**WORK INSTRUCTIONS:**
Extract and list every line that contains the word "Рост".

▼

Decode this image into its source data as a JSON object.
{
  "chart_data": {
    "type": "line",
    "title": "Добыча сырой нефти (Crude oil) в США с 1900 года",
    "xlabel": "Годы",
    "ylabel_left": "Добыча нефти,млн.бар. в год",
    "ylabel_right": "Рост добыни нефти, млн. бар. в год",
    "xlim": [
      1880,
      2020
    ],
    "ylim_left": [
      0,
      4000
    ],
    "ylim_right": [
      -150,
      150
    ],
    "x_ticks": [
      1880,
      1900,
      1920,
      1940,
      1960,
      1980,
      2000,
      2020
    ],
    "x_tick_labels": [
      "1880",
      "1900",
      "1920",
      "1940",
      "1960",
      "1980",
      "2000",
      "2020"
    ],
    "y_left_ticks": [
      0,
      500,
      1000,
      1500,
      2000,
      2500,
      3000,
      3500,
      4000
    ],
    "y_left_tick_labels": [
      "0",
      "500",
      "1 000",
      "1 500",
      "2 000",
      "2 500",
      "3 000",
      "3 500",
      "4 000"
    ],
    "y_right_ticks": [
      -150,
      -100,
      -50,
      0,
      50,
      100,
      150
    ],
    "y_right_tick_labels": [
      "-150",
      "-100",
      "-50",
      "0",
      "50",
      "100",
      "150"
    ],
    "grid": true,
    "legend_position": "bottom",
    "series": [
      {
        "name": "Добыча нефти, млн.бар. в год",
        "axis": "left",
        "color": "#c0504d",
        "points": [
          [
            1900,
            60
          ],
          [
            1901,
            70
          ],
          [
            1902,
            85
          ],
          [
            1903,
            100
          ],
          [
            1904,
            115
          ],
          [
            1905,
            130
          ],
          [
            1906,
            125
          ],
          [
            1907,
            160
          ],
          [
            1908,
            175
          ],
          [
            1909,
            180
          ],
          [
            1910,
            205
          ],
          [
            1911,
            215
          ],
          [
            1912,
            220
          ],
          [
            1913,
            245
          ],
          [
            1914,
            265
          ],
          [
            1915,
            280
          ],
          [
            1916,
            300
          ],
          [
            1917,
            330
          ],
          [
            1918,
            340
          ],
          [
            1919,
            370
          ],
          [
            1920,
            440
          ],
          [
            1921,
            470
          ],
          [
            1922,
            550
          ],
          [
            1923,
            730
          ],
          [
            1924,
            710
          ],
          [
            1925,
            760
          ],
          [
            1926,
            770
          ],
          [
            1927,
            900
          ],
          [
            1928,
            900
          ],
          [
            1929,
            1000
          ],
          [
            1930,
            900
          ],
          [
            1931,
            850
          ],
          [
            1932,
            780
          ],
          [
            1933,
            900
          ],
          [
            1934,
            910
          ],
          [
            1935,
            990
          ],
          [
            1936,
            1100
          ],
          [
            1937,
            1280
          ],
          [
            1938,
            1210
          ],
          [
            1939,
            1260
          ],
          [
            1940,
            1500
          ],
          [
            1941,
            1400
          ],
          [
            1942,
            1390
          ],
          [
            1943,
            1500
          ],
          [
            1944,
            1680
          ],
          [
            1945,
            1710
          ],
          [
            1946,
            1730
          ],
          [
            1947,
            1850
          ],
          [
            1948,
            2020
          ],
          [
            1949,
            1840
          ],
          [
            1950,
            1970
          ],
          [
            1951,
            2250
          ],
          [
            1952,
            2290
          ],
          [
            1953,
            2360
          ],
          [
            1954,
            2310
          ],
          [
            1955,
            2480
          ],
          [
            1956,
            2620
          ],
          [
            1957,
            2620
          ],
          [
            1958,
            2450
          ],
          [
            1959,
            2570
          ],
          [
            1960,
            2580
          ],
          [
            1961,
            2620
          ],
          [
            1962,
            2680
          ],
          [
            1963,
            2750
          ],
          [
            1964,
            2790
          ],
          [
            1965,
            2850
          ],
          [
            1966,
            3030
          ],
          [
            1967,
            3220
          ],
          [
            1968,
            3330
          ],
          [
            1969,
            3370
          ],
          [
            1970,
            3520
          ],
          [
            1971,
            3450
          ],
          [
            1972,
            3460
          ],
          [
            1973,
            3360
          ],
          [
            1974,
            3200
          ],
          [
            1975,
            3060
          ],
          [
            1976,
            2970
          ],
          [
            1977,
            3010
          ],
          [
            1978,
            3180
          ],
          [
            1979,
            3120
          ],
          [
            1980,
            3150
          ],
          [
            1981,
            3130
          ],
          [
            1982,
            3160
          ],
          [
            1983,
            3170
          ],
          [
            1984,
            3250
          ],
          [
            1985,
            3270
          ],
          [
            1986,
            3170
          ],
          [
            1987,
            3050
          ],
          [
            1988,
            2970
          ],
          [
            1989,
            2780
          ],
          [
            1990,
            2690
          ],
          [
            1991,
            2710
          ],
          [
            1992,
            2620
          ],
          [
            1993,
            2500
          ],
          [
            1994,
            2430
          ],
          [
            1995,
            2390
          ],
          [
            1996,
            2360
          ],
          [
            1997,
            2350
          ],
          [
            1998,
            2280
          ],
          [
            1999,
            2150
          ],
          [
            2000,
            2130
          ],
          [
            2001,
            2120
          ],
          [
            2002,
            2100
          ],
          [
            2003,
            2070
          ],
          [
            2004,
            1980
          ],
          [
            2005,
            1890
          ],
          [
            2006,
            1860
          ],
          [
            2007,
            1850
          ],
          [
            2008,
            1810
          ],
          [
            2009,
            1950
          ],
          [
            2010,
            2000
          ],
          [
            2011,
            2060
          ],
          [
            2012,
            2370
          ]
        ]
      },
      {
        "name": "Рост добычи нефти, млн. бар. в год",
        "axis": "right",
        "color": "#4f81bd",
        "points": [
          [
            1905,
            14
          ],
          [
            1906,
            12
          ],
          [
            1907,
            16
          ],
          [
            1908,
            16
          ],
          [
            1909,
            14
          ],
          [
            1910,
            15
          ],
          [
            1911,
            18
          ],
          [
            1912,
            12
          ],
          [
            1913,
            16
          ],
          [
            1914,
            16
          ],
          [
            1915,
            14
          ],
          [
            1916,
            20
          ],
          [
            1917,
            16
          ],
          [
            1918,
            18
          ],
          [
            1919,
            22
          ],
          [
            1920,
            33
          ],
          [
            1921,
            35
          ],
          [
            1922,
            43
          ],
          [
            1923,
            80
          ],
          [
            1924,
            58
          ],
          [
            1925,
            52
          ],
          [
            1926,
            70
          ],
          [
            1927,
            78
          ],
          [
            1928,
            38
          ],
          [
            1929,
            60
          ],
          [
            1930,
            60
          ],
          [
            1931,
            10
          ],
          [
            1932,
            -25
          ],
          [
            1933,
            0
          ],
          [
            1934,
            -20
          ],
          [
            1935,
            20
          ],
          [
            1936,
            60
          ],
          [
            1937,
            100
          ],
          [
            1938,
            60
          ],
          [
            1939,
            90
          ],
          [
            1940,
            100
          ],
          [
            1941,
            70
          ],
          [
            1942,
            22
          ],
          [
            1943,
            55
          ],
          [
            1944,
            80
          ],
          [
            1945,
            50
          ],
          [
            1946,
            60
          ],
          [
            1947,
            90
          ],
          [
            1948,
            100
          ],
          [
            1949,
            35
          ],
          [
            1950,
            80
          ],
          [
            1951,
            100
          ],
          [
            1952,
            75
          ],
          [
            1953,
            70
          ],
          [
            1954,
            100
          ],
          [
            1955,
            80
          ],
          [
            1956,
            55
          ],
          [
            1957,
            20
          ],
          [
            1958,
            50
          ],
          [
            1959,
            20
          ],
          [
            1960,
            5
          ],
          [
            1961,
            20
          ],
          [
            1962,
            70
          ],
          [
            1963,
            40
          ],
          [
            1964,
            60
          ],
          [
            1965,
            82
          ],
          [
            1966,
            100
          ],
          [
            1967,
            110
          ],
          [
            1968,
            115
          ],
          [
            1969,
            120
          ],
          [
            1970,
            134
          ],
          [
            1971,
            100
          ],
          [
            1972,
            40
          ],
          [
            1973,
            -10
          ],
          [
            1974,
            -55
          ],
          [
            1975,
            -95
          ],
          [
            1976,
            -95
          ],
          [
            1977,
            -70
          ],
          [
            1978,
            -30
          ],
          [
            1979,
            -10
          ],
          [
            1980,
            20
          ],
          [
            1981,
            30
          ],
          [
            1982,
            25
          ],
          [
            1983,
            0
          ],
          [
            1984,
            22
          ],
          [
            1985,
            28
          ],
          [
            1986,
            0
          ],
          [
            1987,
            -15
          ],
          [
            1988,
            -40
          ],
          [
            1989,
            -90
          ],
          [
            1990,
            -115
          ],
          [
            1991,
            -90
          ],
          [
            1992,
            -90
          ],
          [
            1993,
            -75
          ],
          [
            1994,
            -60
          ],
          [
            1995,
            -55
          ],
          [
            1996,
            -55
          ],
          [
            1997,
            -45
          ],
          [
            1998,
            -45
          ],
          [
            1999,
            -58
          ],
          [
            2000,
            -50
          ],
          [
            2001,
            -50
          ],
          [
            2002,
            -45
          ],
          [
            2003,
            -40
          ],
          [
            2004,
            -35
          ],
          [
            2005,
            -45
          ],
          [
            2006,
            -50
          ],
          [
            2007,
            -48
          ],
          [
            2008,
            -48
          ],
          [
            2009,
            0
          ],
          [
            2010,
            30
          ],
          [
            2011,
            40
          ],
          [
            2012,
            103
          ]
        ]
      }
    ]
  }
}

▲

**WRITTEN ANSWER:**
    "ylabel_right": "Рост добыни нефти, млн. бар. в год",
        "name": "Рост добычи нефти, млн. бар. в год",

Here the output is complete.